[Extracts from a graphics dataset]
· · · · · · ·

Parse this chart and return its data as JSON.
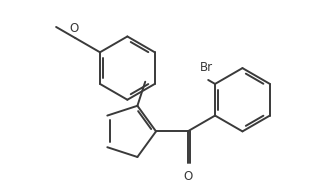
{
  "bg_color": "#ffffff",
  "line_color": "#3a3a3a",
  "line_width": 1.4,
  "text_color": "#3a3a3a",
  "font_size": 8.5,
  "br_font_size": 8.5,
  "xlim": [
    -2.0,
    9.5
  ],
  "ylim": [
    -0.5,
    5.5
  ],
  "figsize": [
    3.26,
    1.9
  ],
  "dpi": 100
}
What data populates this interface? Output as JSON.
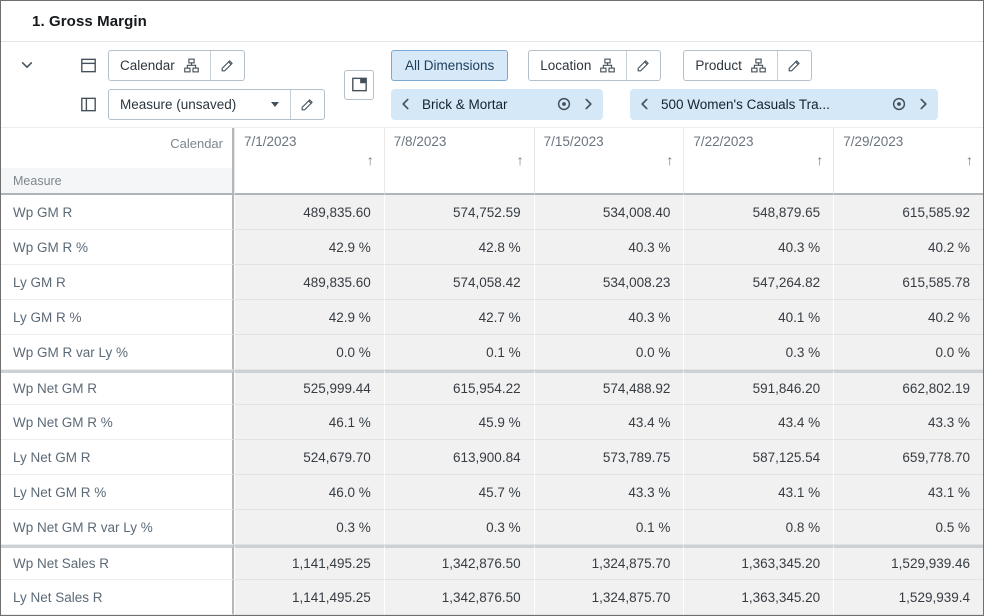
{
  "title": "1. Gross Margin",
  "toolbar": {
    "calendar": {
      "label": "Calendar"
    },
    "measure": {
      "label": "Measure (unsaved)"
    },
    "all_dimensions": {
      "label": "All Dimensions"
    },
    "location": {
      "label": "Location",
      "selection": "Brick & Mortar"
    },
    "product": {
      "label": "Product",
      "selection": "500 Women's Casuals Tra..."
    }
  },
  "grid": {
    "column_axis_label": "Calendar",
    "row_axis_label": "Measure",
    "sort_icon": "↑",
    "columns": [
      "7/1/2023",
      "7/8/2023",
      "7/15/2023",
      "7/22/2023",
      "7/29/2023"
    ],
    "row_groups": [
      {
        "rows": [
          {
            "label": "Wp GM R",
            "values": [
              "489,835.60",
              "574,752.59",
              "534,008.40",
              "548,879.65",
              "615,585.92"
            ]
          },
          {
            "label": "Wp GM R %",
            "values": [
              "42.9 %",
              "42.8 %",
              "40.3 %",
              "40.3 %",
              "40.2 %"
            ]
          },
          {
            "label": "Ly GM R",
            "values": [
              "489,835.60",
              "574,058.42",
              "534,008.23",
              "547,264.82",
              "615,585.78"
            ]
          },
          {
            "label": "Ly GM R %",
            "values": [
              "42.9 %",
              "42.7 %",
              "40.3 %",
              "40.1 %",
              "40.2 %"
            ]
          },
          {
            "label": "Wp GM R var Ly %",
            "values": [
              "0.0 %",
              "0.1 %",
              "0.0 %",
              "0.3 %",
              "0.0 %"
            ]
          }
        ]
      },
      {
        "rows": [
          {
            "label": "Wp Net GM R",
            "values": [
              "525,999.44",
              "615,954.22",
              "574,488.92",
              "591,846.20",
              "662,802.19"
            ]
          },
          {
            "label": "Wp Net GM R %",
            "values": [
              "46.1 %",
              "45.9 %",
              "43.4 %",
              "43.4 %",
              "43.3 %"
            ]
          },
          {
            "label": "Ly Net GM R",
            "values": [
              "524,679.70",
              "613,900.84",
              "573,789.75",
              "587,125.54",
              "659,778.70"
            ]
          },
          {
            "label": "Ly Net GM R %",
            "values": [
              "46.0 %",
              "45.7 %",
              "43.3 %",
              "43.1 %",
              "43.1 %"
            ]
          },
          {
            "label": "Wp Net GM R var Ly %",
            "values": [
              "0.3 %",
              "0.3 %",
              "0.1 %",
              "0.8 %",
              "0.5 %"
            ]
          }
        ]
      },
      {
        "rows": [
          {
            "label": "Wp Net Sales R",
            "values": [
              "1,141,495.25",
              "1,342,876.50",
              "1,324,875.70",
              "1,363,345.20",
              "1,529,939.46"
            ]
          },
          {
            "label": "Ly Net Sales R",
            "values": [
              "1,141,495.25",
              "1,342,876.50",
              "1,324,875.70",
              "1,363,345.20",
              "1,529,939.4"
            ]
          }
        ]
      }
    ]
  },
  "colors": {
    "selected_bg": "#d7e9f8",
    "selected_border": "#79aad6",
    "tile_bg": "#d5e8f7",
    "tile_chevron": "#14578c",
    "cell_bg": "#f1f1f1",
    "heavy_border": "#adb4ba"
  }
}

· · · · · · ·

▶ [Exercise task]: Each line above is to be copied verbatim. Drop any image from the copy.

▶ [Exercise response]:
Parse this chart and return its data as JSON.
{
  "bg_color": "#ffffff",
  "line_color": "#3a3a3a",
  "line_width": 1.4,
  "text_color": "#3a3a3a",
  "font_size": 8.5,
  "br_font_size": 8.5,
  "xlim": [
    -2.0,
    9.5
  ],
  "ylim": [
    -0.5,
    5.5
  ],
  "figsize": [
    3.26,
    1.9
  ],
  "dpi": 100
}
What data populates this interface? Output as JSON.
{
  "title": "1. Gross Margin",
  "toolbar": {
    "calendar": {
      "label": "Calendar"
    },
    "measure": {
      "label": "Measure (unsaved)"
    },
    "all_dimensions": {
      "label": "All Dimensions"
    },
    "location": {
      "label": "Location",
      "selection": "Brick & Mortar"
    },
    "product": {
      "label": "Product",
      "selection": "500 Women's Casuals Tra..."
    }
  },
  "grid": {
    "column_axis_label": "Calendar",
    "row_axis_label": "Measure",
    "sort_icon": "↑",
    "columns": [
      "7/1/2023",
      "7/8/2023",
      "7/15/2023",
      "7/22/2023",
      "7/29/2023"
    ],
    "row_groups": [
      {
        "rows": [
          {
            "label": "Wp GM R",
            "values": [
              "489,835.60",
              "574,752.59",
              "534,008.40",
              "548,879.65",
              "615,585.92"
            ]
          },
          {
            "label": "Wp GM R %",
            "values": [
              "42.9 %",
              "42.8 %",
              "40.3 %",
              "40.3 %",
              "40.2 %"
            ]
          },
          {
            "label": "Ly GM R",
            "values": [
              "489,835.60",
              "574,058.42",
              "534,008.23",
              "547,264.82",
              "615,585.78"
            ]
          },
          {
            "label": "Ly GM R %",
            "values": [
              "42.9 %",
              "42.7 %",
              "40.3 %",
              "40.1 %",
              "40.2 %"
            ]
          },
          {
            "label": "Wp GM R var Ly %",
            "values": [
              "0.0 %",
              "0.1 %",
              "0.0 %",
              "0.3 %",
              "0.0 %"
            ]
          }
        ]
      },
      {
        "rows": [
          {
            "label": "Wp Net GM R",
            "values": [
              "525,999.44",
              "615,954.22",
              "574,488.92",
              "591,846.20",
              "662,802.19"
            ]
          },
          {
            "label": "Wp Net GM R %",
            "values": [
              "46.1 %",
              "45.9 %",
              "43.4 %",
              "43.4 %",
              "43.3 %"
            ]
          },
          {
            "label": "Ly Net GM R",
            "values": [
              "524,679.70",
              "613,900.84",
              "573,789.75",
              "587,125.54",
              "659,778.70"
            ]
          },
          {
            "label": "Ly Net GM R %",
            "values": [
              "46.0 %",
              "45.7 %",
              "43.3 %",
              "43.1 %",
              "43.1 %"
            ]
          },
          {
            "label": "Wp Net GM R var Ly %",
            "values": [
              "0.3 %",
              "0.3 %",
              "0.1 %",
              "0.8 %",
              "0.5 %"
            ]
          }
        ]
      },
      {
        "rows": [
          {
            "label": "Wp Net Sales R",
            "values": [
              "1,141,495.25",
              "1,342,876.50",
              "1,324,875.70",
              "1,363,345.20",
              "1,529,939.46"
            ]
          },
          {
            "label": "Ly Net Sales R",
            "values": [
              "1,141,495.25",
              "1,342,876.50",
              "1,324,875.70",
              "1,363,345.20",
              "1,529,939.4"
            ]
          }
        ]
      }
    ]
  },
  "colors": {
    "selected_bg": "#d7e9f8",
    "selected_border": "#79aad6",
    "tile_bg": "#d5e8f7",
    "tile_chevron": "#14578c",
    "cell_bg": "#f1f1f1",
    "heavy_border": "#adb4ba"
  }
}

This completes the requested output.